Data tied to figure images
---+---

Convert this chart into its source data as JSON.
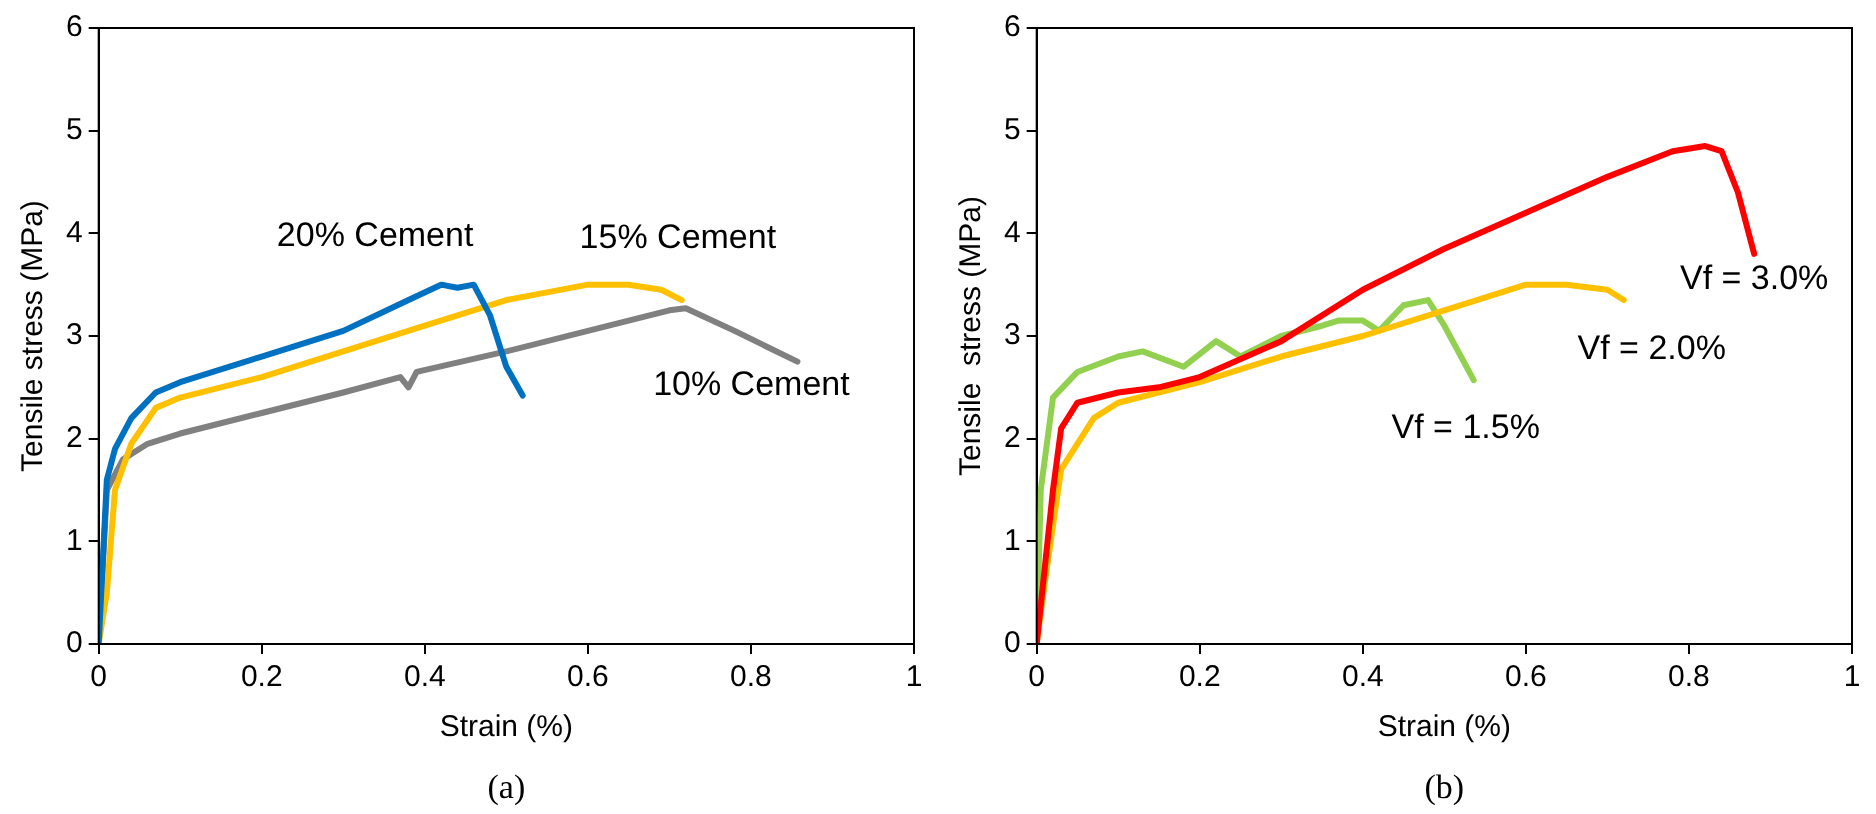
{
  "chart_data": [
    {
      "type": "line",
      "xlabel": "Strain (%)",
      "ylabel": "Tensile stress (MPa)",
      "xlim": [
        0,
        1
      ],
      "ylim": [
        0,
        6
      ],
      "xticks": [
        0,
        0.2,
        0.4,
        0.6,
        0.8,
        1
      ],
      "yticks": [
        0,
        1,
        2,
        3,
        4,
        5,
        6
      ],
      "grid": false,
      "legend": false,
      "marker": "none",
      "line_style": "solid",
      "series": [
        {
          "name": "20% Cement",
          "color": "#0070c0",
          "x": [
            0,
            0.01,
            0.02,
            0.04,
            0.07,
            0.1,
            0.2,
            0.3,
            0.38,
            0.42,
            0.44,
            0.46,
            0.48,
            0.5,
            0.52
          ],
          "values": [
            0,
            1.6,
            1.9,
            2.2,
            2.45,
            2.55,
            2.8,
            3.05,
            3.35,
            3.5,
            3.47,
            3.5,
            3.2,
            2.7,
            2.42
          ]
        },
        {
          "name": "15% Cement",
          "color": "#ffc000",
          "x": [
            0,
            0.01,
            0.02,
            0.04,
            0.07,
            0.1,
            0.2,
            0.3,
            0.4,
            0.5,
            0.6,
            0.65,
            0.69,
            0.715
          ],
          "values": [
            0,
            0.5,
            1.5,
            1.95,
            2.3,
            2.4,
            2.6,
            2.85,
            3.1,
            3.35,
            3.5,
            3.5,
            3.45,
            3.35
          ]
        },
        {
          "name": "10% Cement",
          "color": "#808080",
          "x": [
            0,
            0.01,
            0.03,
            0.06,
            0.1,
            0.2,
            0.3,
            0.37,
            0.38,
            0.39,
            0.5,
            0.6,
            0.7,
            0.72,
            0.78,
            0.857
          ],
          "values": [
            0,
            1.5,
            1.8,
            1.95,
            2.05,
            2.25,
            2.45,
            2.6,
            2.5,
            2.65,
            2.85,
            3.05,
            3.25,
            3.27,
            3.05,
            2.75
          ]
        }
      ],
      "annotations": [
        "(a)"
      ]
    },
    {
      "type": "line",
      "xlabel": "Strain (%)",
      "ylabel": "Tensile  stress (MPa)",
      "xlim": [
        0,
        1
      ],
      "ylim": [
        0,
        6
      ],
      "xticks": [
        0,
        0.2,
        0.4,
        0.6,
        0.8,
        1
      ],
      "yticks": [
        0,
        1,
        2,
        3,
        4,
        5,
        6
      ],
      "grid": false,
      "legend": false,
      "marker": "none",
      "line_style": "solid",
      "series": [
        {
          "name": "Vf = 3.0%",
          "color": "#ff0000",
          "x": [
            0,
            0.02,
            0.03,
            0.05,
            0.1,
            0.15,
            0.2,
            0.3,
            0.4,
            0.5,
            0.6,
            0.7,
            0.78,
            0.82,
            0.84,
            0.86,
            0.88
          ],
          "values": [
            0,
            1.5,
            2.1,
            2.35,
            2.45,
            2.5,
            2.6,
            2.95,
            3.45,
            3.85,
            4.2,
            4.55,
            4.8,
            4.85,
            4.8,
            4.4,
            3.8
          ]
        },
        {
          "name": "Vf = 2.0%",
          "color": "#ffc000",
          "x": [
            0,
            0.01,
            0.03,
            0.07,
            0.1,
            0.2,
            0.3,
            0.4,
            0.5,
            0.6,
            0.65,
            0.7,
            0.72
          ],
          "values": [
            0,
            0.6,
            1.7,
            2.2,
            2.35,
            2.55,
            2.8,
            3.0,
            3.25,
            3.5,
            3.5,
            3.45,
            3.35
          ]
        },
        {
          "name": "Vf = 1.5%",
          "color": "#92d050",
          "x": [
            0,
            0.005,
            0.02,
            0.05,
            0.1,
            0.13,
            0.18,
            0.22,
            0.25,
            0.3,
            0.35,
            0.37,
            0.4,
            0.42,
            0.45,
            0.48,
            0.5,
            0.536
          ],
          "values": [
            0,
            1.5,
            2.4,
            2.65,
            2.8,
            2.85,
            2.7,
            2.95,
            2.8,
            3.0,
            3.1,
            3.15,
            3.15,
            3.05,
            3.3,
            3.35,
            3.1,
            2.57
          ]
        }
      ],
      "annotations": [
        "(b)"
      ]
    }
  ]
}
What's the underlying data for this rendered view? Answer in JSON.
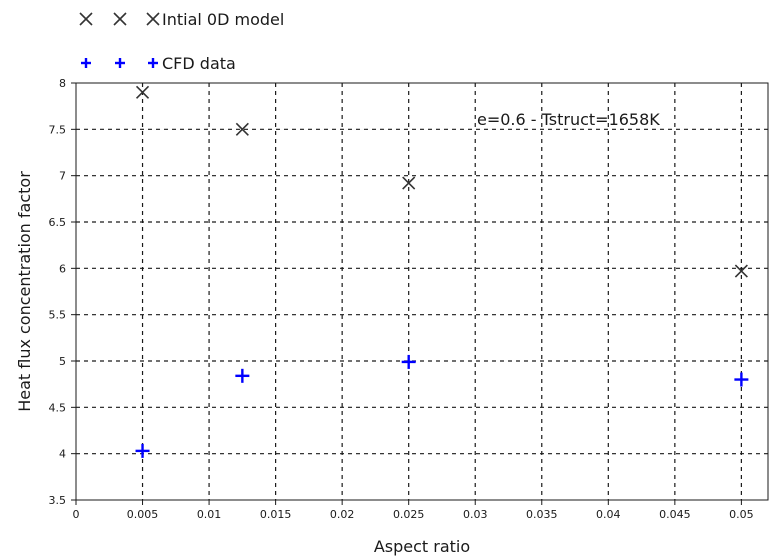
{
  "chart_data": {
    "type": "scatter",
    "title": "",
    "xlabel": "Aspect ratio",
    "ylabel": "Heat flux concentration factor",
    "xlim": [
      0,
      0.052
    ],
    "ylim": [
      3.5,
      8
    ],
    "x_ticks": [
      0,
      0.005,
      0.01,
      0.015,
      0.02,
      0.025,
      0.03,
      0.035,
      0.04,
      0.045,
      0.05
    ],
    "x_tick_labels": [
      "0",
      "0.005",
      "0.01",
      "0.015",
      "0.02",
      "0.025",
      "0.03",
      "0.035",
      "0.04",
      "0.045",
      "0.05"
    ],
    "y_ticks": [
      3.5,
      4,
      4.5,
      5,
      5.5,
      6,
      6.5,
      7,
      7.5,
      8
    ],
    "y_tick_labels": [
      "3.5",
      "4",
      "4.5",
      "5",
      "5.5",
      "6",
      "6.5",
      "7",
      "7.5",
      "8"
    ],
    "grid": true,
    "legend_position": "top-left, outside plot",
    "annotation": "e=0.6 - Tstruct=1658K",
    "series": [
      {
        "name": "Intial 0D model",
        "marker": "x-mark",
        "color": "#333333",
        "points": [
          {
            "x": 0.005,
            "y": 7.9
          },
          {
            "x": 0.0125,
            "y": 7.5
          },
          {
            "x": 0.025,
            "y": 6.92
          },
          {
            "x": 0.05,
            "y": 5.97
          }
        ]
      },
      {
        "name": "CFD data",
        "marker": "plus",
        "color": "#0000ff",
        "points": [
          {
            "x": 0.005,
            "y": 4.03
          },
          {
            "x": 0.0125,
            "y": 4.84
          },
          {
            "x": 0.025,
            "y": 4.99
          },
          {
            "x": 0.05,
            "y": 4.8
          }
        ]
      }
    ]
  }
}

---+---

--- THE REQUEST ---
Write out the full set of lines verbatim, without the pictures.

--- RESPONSE ---
Convert this chart into its source data as JSON.
{
  "chart_data": [
    {
      "type": "line",
      "xlabel": "Strain (%)",
      "ylabel": "Tensile stress (MPa)",
      "xlim": [
        0,
        1
      ],
      "ylim": [
        0,
        6
      ],
      "xticks": [
        0,
        0.2,
        0.4,
        0.6,
        0.8,
        1
      ],
      "yticks": [
        0,
        1,
        2,
        3,
        4,
        5,
        6
      ],
      "grid": false,
      "legend": false,
      "marker": "none",
      "line_style": "solid",
      "series": [
        {
          "name": "20% Cement",
          "color": "#0070c0",
          "x": [
            0,
            0.01,
            0.02,
            0.04,
            0.07,
            0.1,
            0.2,
            0.3,
            0.38,
            0.42,
            0.44,
            0.46,
            0.48,
            0.5,
            0.52
          ],
          "values": [
            0,
            1.6,
            1.9,
            2.2,
            2.45,
            2.55,
            2.8,
            3.05,
            3.35,
            3.5,
            3.47,
            3.5,
            3.2,
            2.7,
            2.42
          ]
        },
        {
          "name": "15% Cement",
          "color": "#ffc000",
          "x": [
            0,
            0.01,
            0.02,
            0.04,
            0.07,
            0.1,
            0.2,
            0.3,
            0.4,
            0.5,
            0.6,
            0.65,
            0.69,
            0.715
          ],
          "values": [
            0,
            0.5,
            1.5,
            1.95,
            2.3,
            2.4,
            2.6,
            2.85,
            3.1,
            3.35,
            3.5,
            3.5,
            3.45,
            3.35
          ]
        },
        {
          "name": "10% Cement",
          "color": "#808080",
          "x": [
            0,
            0.01,
            0.03,
            0.06,
            0.1,
            0.2,
            0.3,
            0.37,
            0.38,
            0.39,
            0.5,
            0.6,
            0.7,
            0.72,
            0.78,
            0.857
          ],
          "values": [
            0,
            1.5,
            1.8,
            1.95,
            2.05,
            2.25,
            2.45,
            2.6,
            2.5,
            2.65,
            2.85,
            3.05,
            3.25,
            3.27,
            3.05,
            2.75
          ]
        }
      ],
      "annotations": [
        "(a)"
      ]
    },
    {
      "type": "line",
      "xlabel": "Strain (%)",
      "ylabel": "Tensile  stress (MPa)",
      "xlim": [
        0,
        1
      ],
      "ylim": [
        0,
        6
      ],
      "xticks": [
        0,
        0.2,
        0.4,
        0.6,
        0.8,
        1
      ],
      "yticks": [
        0,
        1,
        2,
        3,
        4,
        5,
        6
      ],
      "grid": false,
      "legend": false,
      "marker": "none",
      "line_style": "solid",
      "series": [
        {
          "name": "Vf = 3.0%",
          "color": "#ff0000",
          "x": [
            0,
            0.02,
            0.03,
            0.05,
            0.1,
            0.15,
            0.2,
            0.3,
            0.4,
            0.5,
            0.6,
            0.7,
            0.78,
            0.82,
            0.84,
            0.86,
            0.88
          ],
          "values": [
            0,
            1.5,
            2.1,
            2.35,
            2.45,
            2.5,
            2.6,
            2.95,
            3.45,
            3.85,
            4.2,
            4.55,
            4.8,
            4.85,
            4.8,
            4.4,
            3.8
          ]
        },
        {
          "name": "Vf = 2.0%",
          "color": "#ffc000",
          "x": [
            0,
            0.01,
            0.03,
            0.07,
            0.1,
            0.2,
            0.3,
            0.4,
            0.5,
            0.6,
            0.65,
            0.7,
            0.72
          ],
          "values": [
            0,
            0.6,
            1.7,
            2.2,
            2.35,
            2.55,
            2.8,
            3.0,
            3.25,
            3.5,
            3.5,
            3.45,
            3.35
          ]
        },
        {
          "name": "Vf = 1.5%",
          "color": "#92d050",
          "x": [
            0,
            0.005,
            0.02,
            0.05,
            0.1,
            0.13,
            0.18,
            0.22,
            0.25,
            0.3,
            0.35,
            0.37,
            0.4,
            0.42,
            0.45,
            0.48,
            0.5,
            0.536
          ],
          "values": [
            0,
            1.5,
            2.4,
            2.65,
            2.8,
            2.85,
            2.7,
            2.95,
            2.8,
            3.0,
            3.1,
            3.15,
            3.15,
            3.05,
            3.3,
            3.35,
            3.1,
            2.57
          ]
        }
      ],
      "annotations": [
        "(b)"
      ]
    }
  ]
}
What's the underlying data for this rendered view? Answer in JSON.
{
  "chart_data": {
    "type": "scatter",
    "title": "",
    "xlabel": "Aspect ratio",
    "ylabel": "Heat flux concentration factor",
    "xlim": [
      0,
      0.052
    ],
    "ylim": [
      3.5,
      8
    ],
    "x_ticks": [
      0,
      0.005,
      0.01,
      0.015,
      0.02,
      0.025,
      0.03,
      0.035,
      0.04,
      0.045,
      0.05
    ],
    "x_tick_labels": [
      "0",
      "0.005",
      "0.01",
      "0.015",
      "0.02",
      "0.025",
      "0.03",
      "0.035",
      "0.04",
      "0.045",
      "0.05"
    ],
    "y_ticks": [
      3.5,
      4,
      4.5,
      5,
      5.5,
      6,
      6.5,
      7,
      7.5,
      8
    ],
    "y_tick_labels": [
      "3.5",
      "4",
      "4.5",
      "5",
      "5.5",
      "6",
      "6.5",
      "7",
      "7.5",
      "8"
    ],
    "grid": true,
    "legend_position": "top-left, outside plot",
    "annotation": "e=0.6 - Tstruct=1658K",
    "series": [
      {
        "name": "Intial 0D model",
        "marker": "x-mark",
        "color": "#333333",
        "points": [
          {
            "x": 0.005,
            "y": 7.9
          },
          {
            "x": 0.0125,
            "y": 7.5
          },
          {
            "x": 0.025,
            "y": 6.92
          },
          {
            "x": 0.05,
            "y": 5.97
          }
        ]
      },
      {
        "name": "CFD data",
        "marker": "plus",
        "color": "#0000ff",
        "points": [
          {
            "x": 0.005,
            "y": 4.03
          },
          {
            "x": 0.0125,
            "y": 4.84
          },
          {
            "x": 0.025,
            "y": 4.99
          },
          {
            "x": 0.05,
            "y": 4.8
          }
        ]
      }
    ]
  }
}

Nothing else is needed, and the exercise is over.